## Start PROVIDED RECORDS

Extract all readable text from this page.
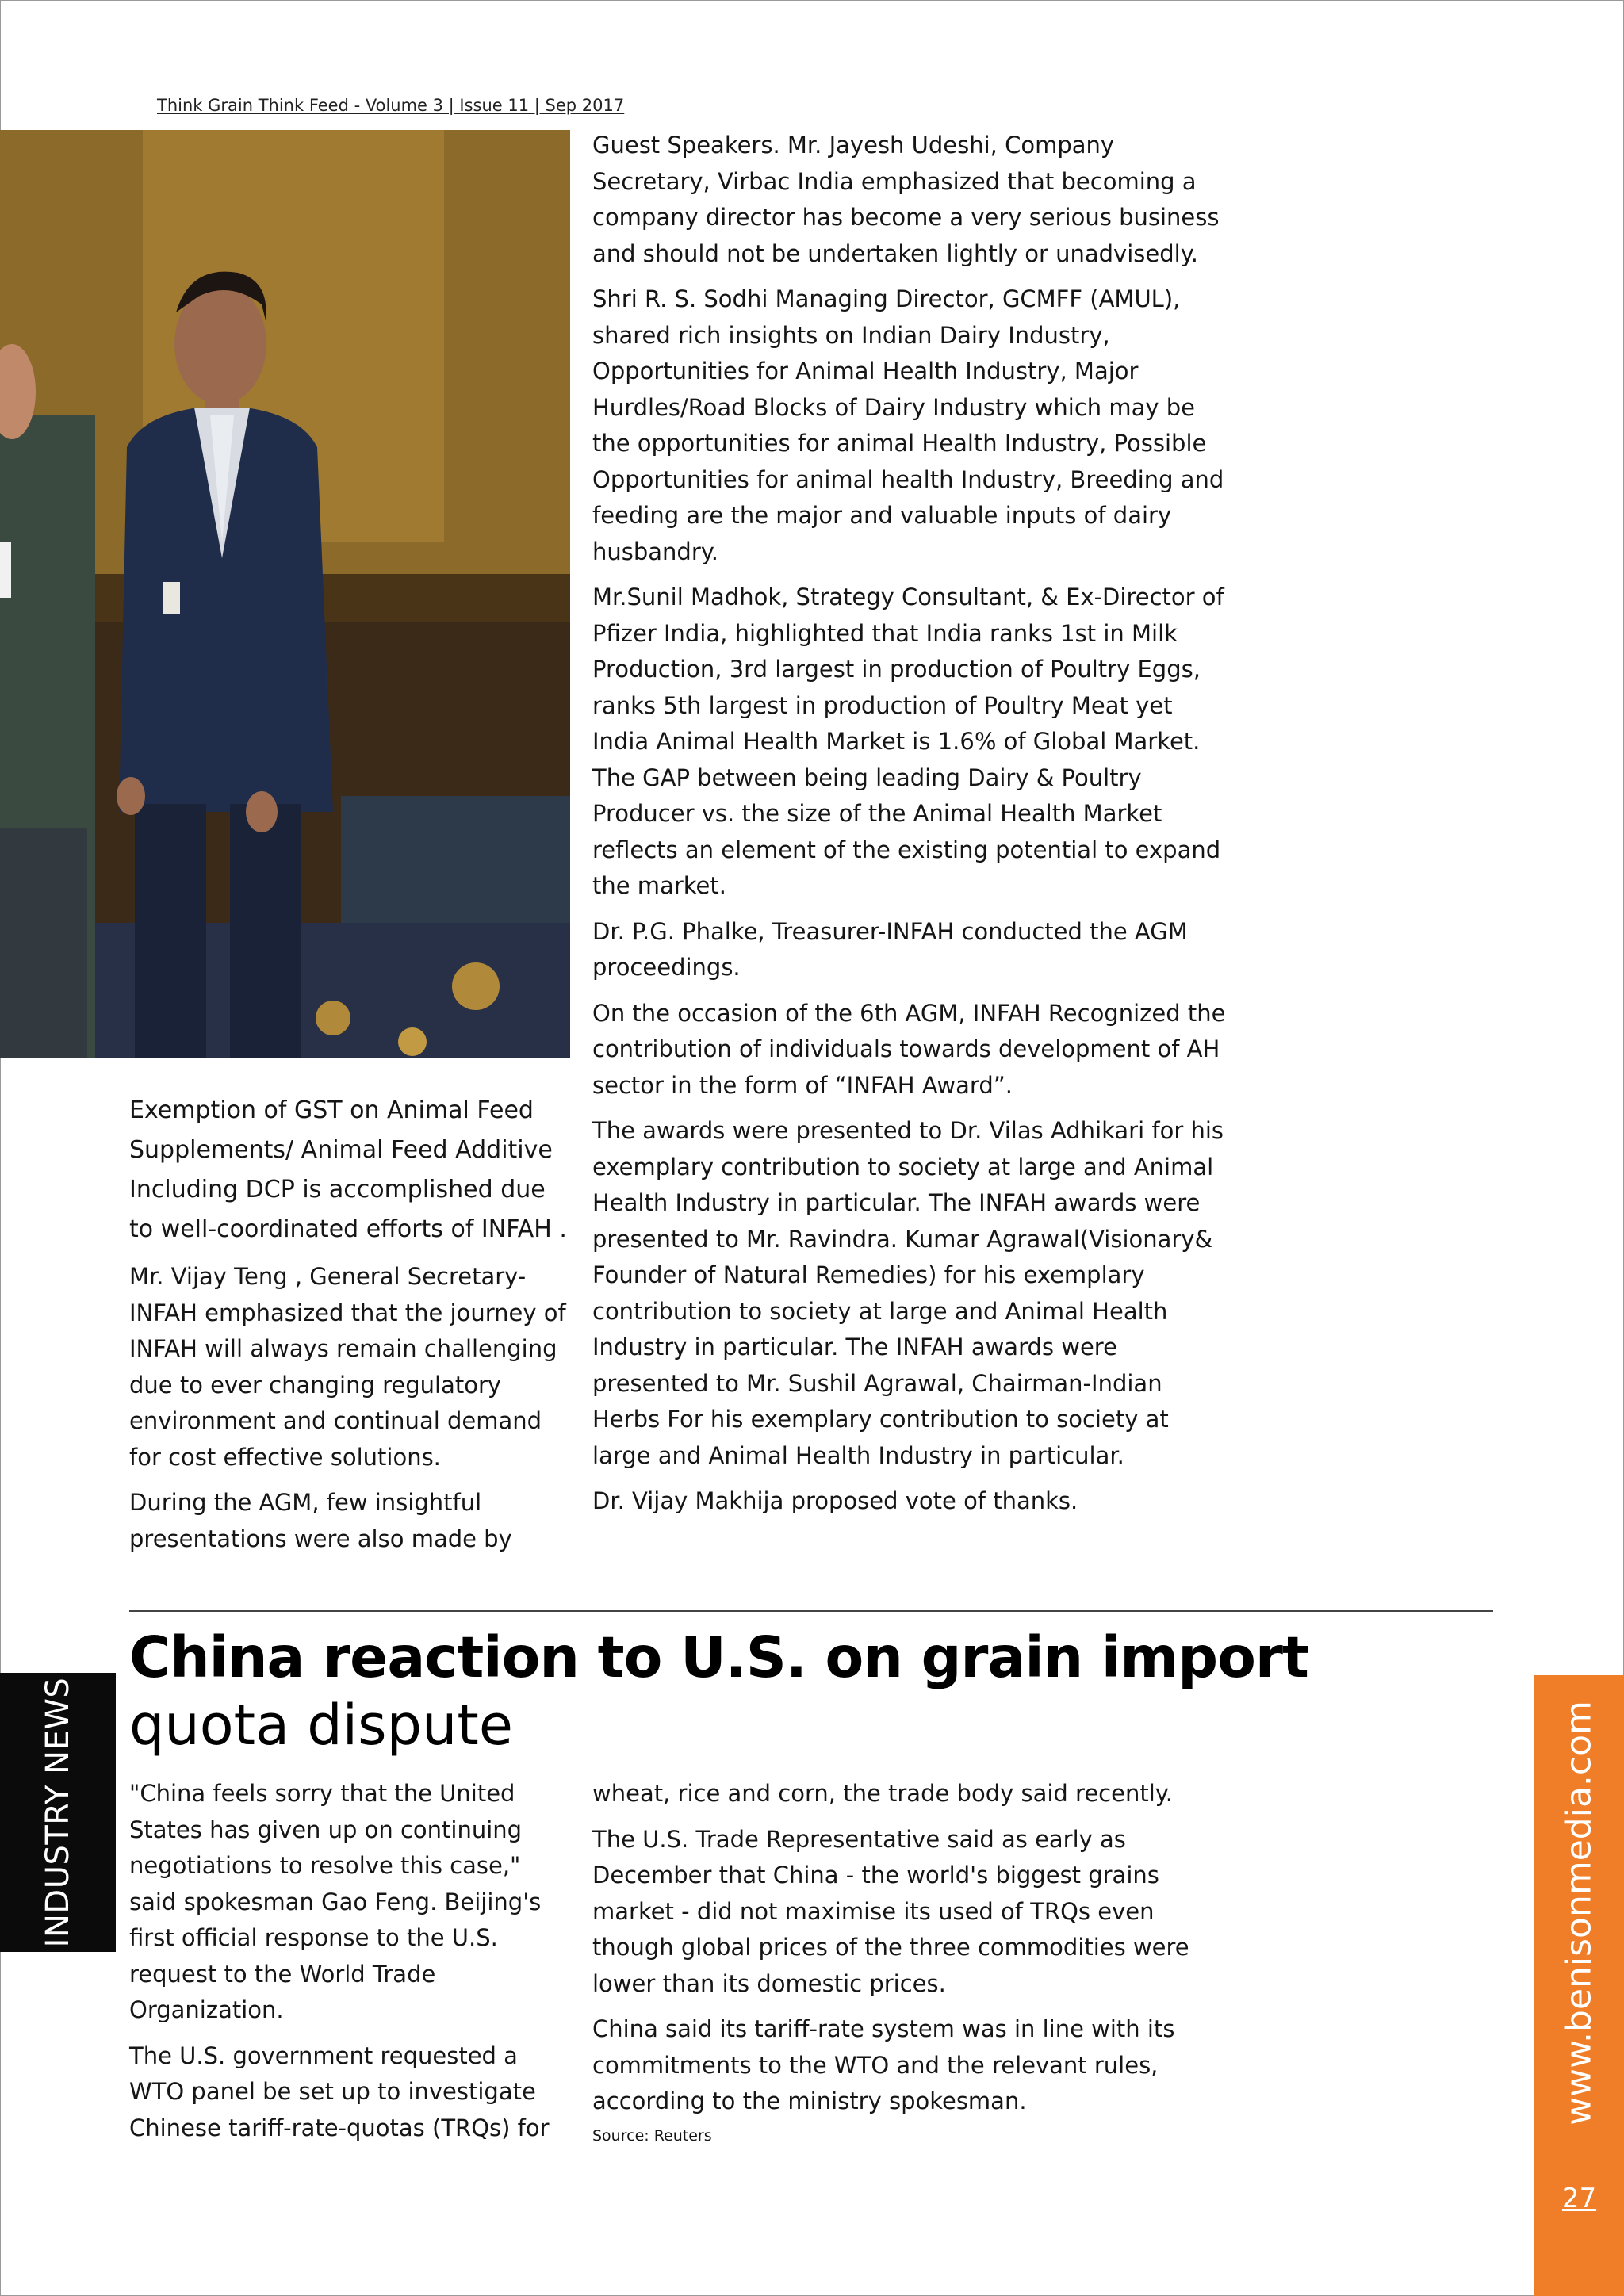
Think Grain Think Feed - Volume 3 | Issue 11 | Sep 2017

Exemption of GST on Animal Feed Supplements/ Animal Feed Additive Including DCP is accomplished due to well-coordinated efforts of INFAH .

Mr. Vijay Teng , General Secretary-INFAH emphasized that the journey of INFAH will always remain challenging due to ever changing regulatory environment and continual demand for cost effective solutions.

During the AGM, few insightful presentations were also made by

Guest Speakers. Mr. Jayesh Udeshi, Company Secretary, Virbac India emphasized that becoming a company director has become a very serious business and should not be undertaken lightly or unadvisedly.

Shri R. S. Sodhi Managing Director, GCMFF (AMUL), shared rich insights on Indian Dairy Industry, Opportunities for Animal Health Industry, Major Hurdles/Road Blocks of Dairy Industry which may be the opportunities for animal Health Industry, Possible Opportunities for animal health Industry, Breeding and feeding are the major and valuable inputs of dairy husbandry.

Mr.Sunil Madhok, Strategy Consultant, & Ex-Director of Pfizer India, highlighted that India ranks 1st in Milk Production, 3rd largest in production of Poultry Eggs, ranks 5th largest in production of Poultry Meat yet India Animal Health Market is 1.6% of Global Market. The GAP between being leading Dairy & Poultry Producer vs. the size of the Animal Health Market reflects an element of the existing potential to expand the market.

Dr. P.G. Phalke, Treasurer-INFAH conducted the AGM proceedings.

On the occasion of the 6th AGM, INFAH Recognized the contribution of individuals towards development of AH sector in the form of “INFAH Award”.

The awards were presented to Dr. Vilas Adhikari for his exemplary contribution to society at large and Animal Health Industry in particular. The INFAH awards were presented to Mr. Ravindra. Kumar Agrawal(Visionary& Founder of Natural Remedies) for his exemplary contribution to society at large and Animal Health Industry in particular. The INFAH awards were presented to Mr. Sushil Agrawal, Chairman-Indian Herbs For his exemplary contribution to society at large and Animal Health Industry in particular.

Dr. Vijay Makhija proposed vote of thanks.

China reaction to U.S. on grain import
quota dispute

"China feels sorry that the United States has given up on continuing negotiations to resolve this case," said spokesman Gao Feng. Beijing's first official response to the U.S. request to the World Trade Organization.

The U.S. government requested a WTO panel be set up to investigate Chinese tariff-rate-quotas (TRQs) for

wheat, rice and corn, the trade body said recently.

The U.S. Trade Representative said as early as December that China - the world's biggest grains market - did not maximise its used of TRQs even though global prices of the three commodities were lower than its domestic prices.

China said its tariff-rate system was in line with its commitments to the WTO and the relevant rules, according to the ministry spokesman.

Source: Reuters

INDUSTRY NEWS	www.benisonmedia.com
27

## End PROVIDED RECORDS

■ **EXERCISE INSTRUCTIONS**
Reproduce all the records verbatim, excluding images.

■ **ANSWER TO THE PROBLEM**
Extract all readable text from this page.
Think Grain Think Feed - Volume 3 | Issue 11 | Sep 2017

Exemption of GST on Animal Feed Supplements/ Animal Feed Additive Including DCP is accomplished due to well-coordinated efforts of INFAH .

Mr. Vijay Teng , General Secretary-INFAH emphasized that the journey of INFAH will always remain challenging due to ever changing regulatory environment and continual demand for cost effective solutions.

During the AGM, few insightful presentations were also made by

Guest Speakers. Mr. Jayesh Udeshi, Company Secretary, Virbac India emphasized that becoming a company director has become a very serious business and should not be undertaken lightly or unadvisedly.

Shri R. S. Sodhi Managing Director, GCMFF (AMUL), shared rich insights on Indian Dairy Industry, Opportunities for Animal Health Industry, Major Hurdles/Road Blocks of Dairy Industry which may be the opportunities for animal Health Industry, Possible Opportunities for animal health Industry, Breeding and feeding are the major and valuable inputs of dairy husbandry.

Mr.Sunil Madhok, Strategy Consultant, & Ex-Director of Pfizer India, highlighted that India ranks 1st in Milk Production, 3rd largest in production of Poultry Eggs, ranks 5th largest in production of Poultry Meat yet India Animal Health Market is 1.6% of Global Market. The GAP between being leading Dairy & Poultry Producer vs. the size of the Animal Health Market reflects an element of the existing potential to expand the market.

Dr. P.G. Phalke, Treasurer-INFAH conducted the AGM proceedings.

On the occasion of the 6th AGM, INFAH Recognized the contribution of individuals towards development of AH sector in the form of “INFAH Award”.

The awards were presented to Dr. Vilas Adhikari for his exemplary contribution to society at large and Animal Health Industry in particular. The INFAH awards were presented to Mr. Ravindra. Kumar Agrawal(Visionary& Founder of Natural Remedies) for his exemplary contribution to society at large and Animal Health Industry in particular. The INFAH awards were presented to Mr. Sushil Agrawal, Chairman-Indian Herbs For his exemplary contribution to society at large and Animal Health Industry in particular.

Dr. Vijay Makhija proposed vote of thanks.

China reaction to U.S. on grain import
quota dispute

"China feels sorry that the United States has given up on continuing negotiations to resolve this case," said spokesman Gao Feng. Beijing's first official response to the U.S. request to the World Trade Organization.

The U.S. government requested a WTO panel be set up to investigate Chinese tariff-rate-quotas (TRQs) for

wheat, rice and corn, the trade body said recently.

The U.S. Trade Representative said as early as December that China - the world's biggest grains market - did not maximise its used of TRQs even though global prices of the three commodities were lower than its domestic prices.

China said its tariff-rate system was in line with its commitments to the WTO and the relevant rules, according to the ministry spokesman.

Source: Reuters

INDUSTRY NEWS	www.benisonmedia.com
27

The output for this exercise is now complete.